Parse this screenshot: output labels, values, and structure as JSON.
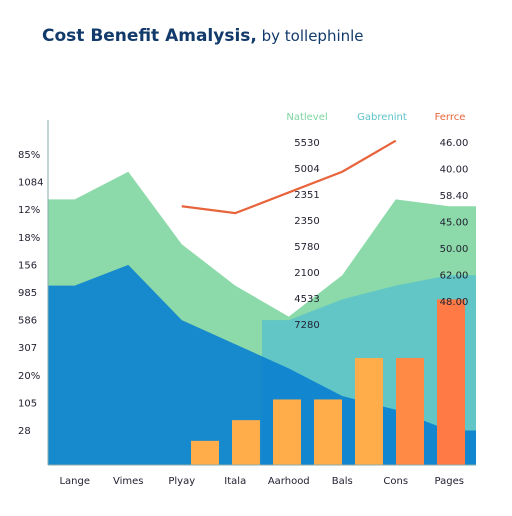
{
  "chart_data": {
    "type": "combo",
    "title": "Cost Benefit Amalysis,",
    "subtitle": " by tollephinle",
    "categories": [
      "Lange",
      "Vimes",
      "Plyay",
      "Itala",
      "Aarhood",
      "Bals",
      "Cons",
      "Pages"
    ],
    "y_labels": [
      "85%",
      "1084",
      "12%",
      "18%",
      "156",
      "985",
      "586",
      "307",
      "20%",
      "105",
      "28"
    ],
    "ylim": [
      0,
      100
    ],
    "series": [
      {
        "name": "Natlevel",
        "kind": "area",
        "color": "#7fd6a0",
        "values": [
          77,
          85,
          64,
          52,
          43,
          55,
          77,
          75
        ]
      },
      {
        "name": "Gabrenint",
        "kind": "area",
        "color": "#5cc3c8",
        "values": [
          null,
          null,
          null,
          null,
          42,
          48,
          52,
          55
        ]
      },
      {
        "name": "",
        "kind": "area",
        "color": "#0a7fd0",
        "values": [
          52,
          58,
          42,
          35,
          28,
          20,
          16,
          10
        ]
      },
      {
        "name": "Ferrce",
        "kind": "line",
        "color": "#e8643c",
        "values": [
          null,
          null,
          75,
          73,
          79,
          85,
          94,
          null
        ]
      }
    ],
    "bars": {
      "values": [
        7,
        13,
        19,
        19,
        31,
        31,
        48
      ],
      "colors": [
        "#ffad4a",
        "#ffad4a",
        "#ffad4a",
        "#ffad4a",
        "#ffad4a",
        "#ff8a45",
        "#ff7a45"
      ]
    },
    "inner_labels": [
      "5530",
      "5004",
      "2351",
      "2350",
      "5780",
      "2100",
      "4533",
      "7280"
    ],
    "right_labels": [
      "46.00",
      "40.00",
      "58.40",
      "45.00",
      "50.00",
      "62.00",
      "48.00"
    ]
  }
}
========================================================================
Omitting all images, retype each line of the records precisely.

Parse this screenshot: output labels, values, and structure as JSON.
{
  "chart_data": {
    "type": "combo",
    "title": "Cost Benefit Amalysis,",
    "subtitle": " by tollephinle",
    "categories": [
      "Lange",
      "Vimes",
      "Plyay",
      "Itala",
      "Aarhood",
      "Bals",
      "Cons",
      "Pages"
    ],
    "y_labels": [
      "85%",
      "1084",
      "12%",
      "18%",
      "156",
      "985",
      "586",
      "307",
      "20%",
      "105",
      "28"
    ],
    "ylim": [
      0,
      100
    ],
    "series": [
      {
        "name": "Natlevel",
        "kind": "area",
        "color": "#7fd6a0",
        "values": [
          77,
          85,
          64,
          52,
          43,
          55,
          77,
          75
        ]
      },
      {
        "name": "Gabrenint",
        "kind": "area",
        "color": "#5cc3c8",
        "values": [
          null,
          null,
          null,
          null,
          42,
          48,
          52,
          55
        ]
      },
      {
        "name": "",
        "kind": "area",
        "color": "#0a7fd0",
        "values": [
          52,
          58,
          42,
          35,
          28,
          20,
          16,
          10
        ]
      },
      {
        "name": "Ferrce",
        "kind": "line",
        "color": "#e8643c",
        "values": [
          null,
          null,
          75,
          73,
          79,
          85,
          94,
          null
        ]
      }
    ],
    "bars": {
      "values": [
        7,
        13,
        19,
        19,
        31,
        31,
        48
      ],
      "colors": [
        "#ffad4a",
        "#ffad4a",
        "#ffad4a",
        "#ffad4a",
        "#ffad4a",
        "#ff8a45",
        "#ff7a45"
      ]
    },
    "inner_labels": [
      "5530",
      "5004",
      "2351",
      "2350",
      "5780",
      "2100",
      "4533",
      "7280"
    ],
    "right_labels": [
      "46.00",
      "40.00",
      "58.40",
      "45.00",
      "50.00",
      "62.00",
      "48.00"
    ]
  }
}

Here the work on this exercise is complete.